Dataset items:
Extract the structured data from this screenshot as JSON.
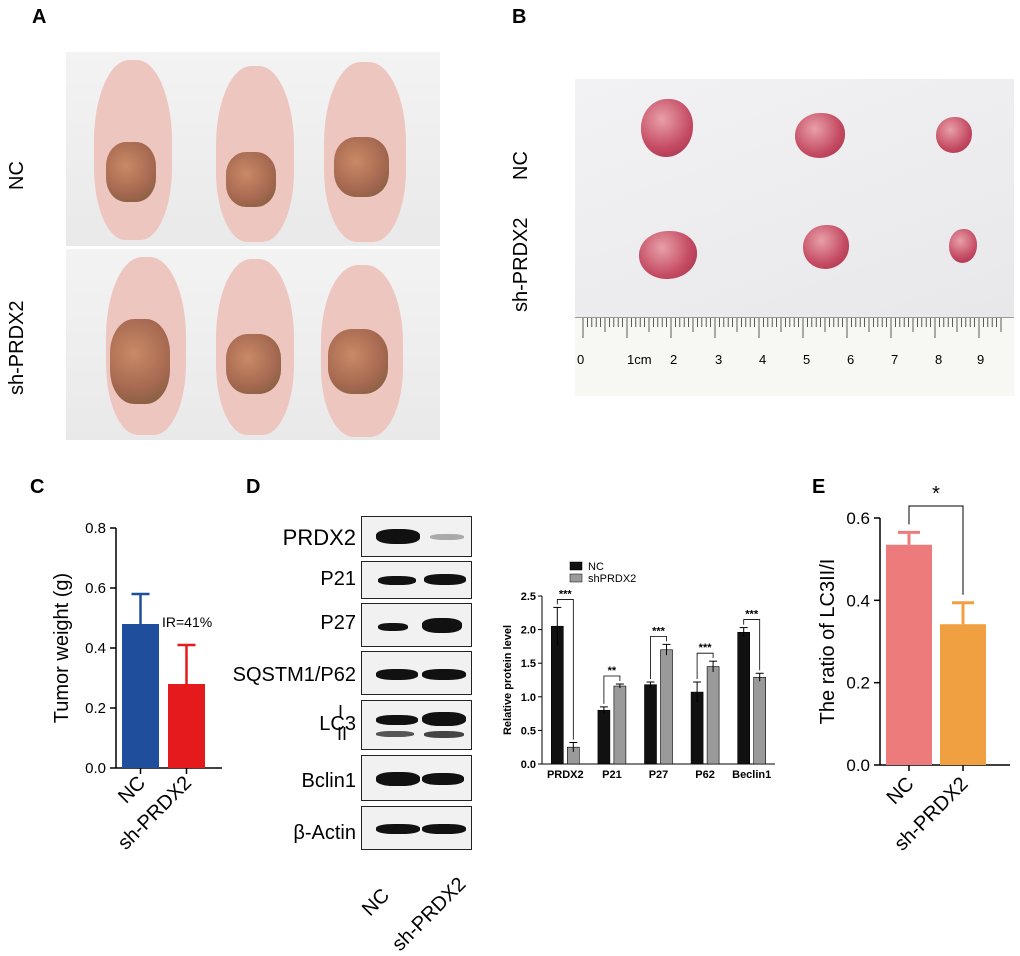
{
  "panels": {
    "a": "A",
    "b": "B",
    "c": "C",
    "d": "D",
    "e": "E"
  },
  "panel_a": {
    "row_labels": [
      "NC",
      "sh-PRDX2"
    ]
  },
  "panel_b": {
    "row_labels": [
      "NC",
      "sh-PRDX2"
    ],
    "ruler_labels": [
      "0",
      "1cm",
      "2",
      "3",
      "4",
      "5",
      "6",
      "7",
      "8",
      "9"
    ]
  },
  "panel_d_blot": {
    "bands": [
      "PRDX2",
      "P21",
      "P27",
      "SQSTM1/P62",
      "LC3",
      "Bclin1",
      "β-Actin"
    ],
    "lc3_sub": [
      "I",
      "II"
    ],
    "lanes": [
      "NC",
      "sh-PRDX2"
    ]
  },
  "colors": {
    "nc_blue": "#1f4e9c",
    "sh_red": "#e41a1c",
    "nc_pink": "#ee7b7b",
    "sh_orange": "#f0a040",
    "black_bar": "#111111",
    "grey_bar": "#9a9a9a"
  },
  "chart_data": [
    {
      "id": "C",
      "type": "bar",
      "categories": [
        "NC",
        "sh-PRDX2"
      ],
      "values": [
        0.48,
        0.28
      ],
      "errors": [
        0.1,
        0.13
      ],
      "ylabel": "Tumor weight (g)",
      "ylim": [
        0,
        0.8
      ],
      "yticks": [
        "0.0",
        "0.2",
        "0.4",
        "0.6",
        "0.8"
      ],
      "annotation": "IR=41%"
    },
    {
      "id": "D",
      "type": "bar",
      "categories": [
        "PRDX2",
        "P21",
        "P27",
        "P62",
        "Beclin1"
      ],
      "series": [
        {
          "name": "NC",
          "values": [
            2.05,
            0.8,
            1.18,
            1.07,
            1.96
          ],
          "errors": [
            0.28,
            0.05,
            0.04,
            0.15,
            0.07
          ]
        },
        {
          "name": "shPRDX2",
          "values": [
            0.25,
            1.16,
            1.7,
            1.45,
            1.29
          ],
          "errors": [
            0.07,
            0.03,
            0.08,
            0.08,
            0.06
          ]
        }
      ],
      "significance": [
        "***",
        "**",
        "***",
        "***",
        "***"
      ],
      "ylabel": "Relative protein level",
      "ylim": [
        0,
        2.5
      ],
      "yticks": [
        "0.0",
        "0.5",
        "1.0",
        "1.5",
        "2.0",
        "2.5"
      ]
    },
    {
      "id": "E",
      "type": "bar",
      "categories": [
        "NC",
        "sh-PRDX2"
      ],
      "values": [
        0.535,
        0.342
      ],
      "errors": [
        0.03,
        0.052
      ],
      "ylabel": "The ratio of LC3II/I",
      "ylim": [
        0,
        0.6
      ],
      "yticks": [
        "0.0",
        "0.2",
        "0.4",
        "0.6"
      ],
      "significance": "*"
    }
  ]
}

PROBLEM STATEMENT: Take the entries above and set them down exactly, minus the pictures.

TASK RESPONSE:
Extract the structured data from this screenshot as JSON.
{
  "panels": {
    "a": "A",
    "b": "B",
    "c": "C",
    "d": "D",
    "e": "E"
  },
  "panel_a": {
    "row_labels": [
      "NC",
      "sh-PRDX2"
    ]
  },
  "panel_b": {
    "row_labels": [
      "NC",
      "sh-PRDX2"
    ],
    "ruler_labels": [
      "0",
      "1cm",
      "2",
      "3",
      "4",
      "5",
      "6",
      "7",
      "8",
      "9"
    ]
  },
  "panel_d_blot": {
    "bands": [
      "PRDX2",
      "P21",
      "P27",
      "SQSTM1/P62",
      "LC3",
      "Bclin1",
      "β-Actin"
    ],
    "lc3_sub": [
      "I",
      "II"
    ],
    "lanes": [
      "NC",
      "sh-PRDX2"
    ]
  },
  "colors": {
    "nc_blue": "#1f4e9c",
    "sh_red": "#e41a1c",
    "nc_pink": "#ee7b7b",
    "sh_orange": "#f0a040",
    "black_bar": "#111111",
    "grey_bar": "#9a9a9a"
  },
  "chart_data": [
    {
      "id": "C",
      "type": "bar",
      "categories": [
        "NC",
        "sh-PRDX2"
      ],
      "values": [
        0.48,
        0.28
      ],
      "errors": [
        0.1,
        0.13
      ],
      "ylabel": "Tumor weight (g)",
      "ylim": [
        0,
        0.8
      ],
      "yticks": [
        "0.0",
        "0.2",
        "0.4",
        "0.6",
        "0.8"
      ],
      "annotation": "IR=41%"
    },
    {
      "id": "D",
      "type": "bar",
      "categories": [
        "PRDX2",
        "P21",
        "P27",
        "P62",
        "Beclin1"
      ],
      "series": [
        {
          "name": "NC",
          "values": [
            2.05,
            0.8,
            1.18,
            1.07,
            1.96
          ],
          "errors": [
            0.28,
            0.05,
            0.04,
            0.15,
            0.07
          ]
        },
        {
          "name": "shPRDX2",
          "values": [
            0.25,
            1.16,
            1.7,
            1.45,
            1.29
          ],
          "errors": [
            0.07,
            0.03,
            0.08,
            0.08,
            0.06
          ]
        }
      ],
      "significance": [
        "***",
        "**",
        "***",
        "***",
        "***"
      ],
      "ylabel": "Relative protein level",
      "ylim": [
        0,
        2.5
      ],
      "yticks": [
        "0.0",
        "0.5",
        "1.0",
        "1.5",
        "2.0",
        "2.5"
      ]
    },
    {
      "id": "E",
      "type": "bar",
      "categories": [
        "NC",
        "sh-PRDX2"
      ],
      "values": [
        0.535,
        0.342
      ],
      "errors": [
        0.03,
        0.052
      ],
      "ylabel": "The ratio of LC3II/I",
      "ylim": [
        0,
        0.6
      ],
      "yticks": [
        "0.0",
        "0.2",
        "0.4",
        "0.6"
      ],
      "significance": "*"
    }
  ]
}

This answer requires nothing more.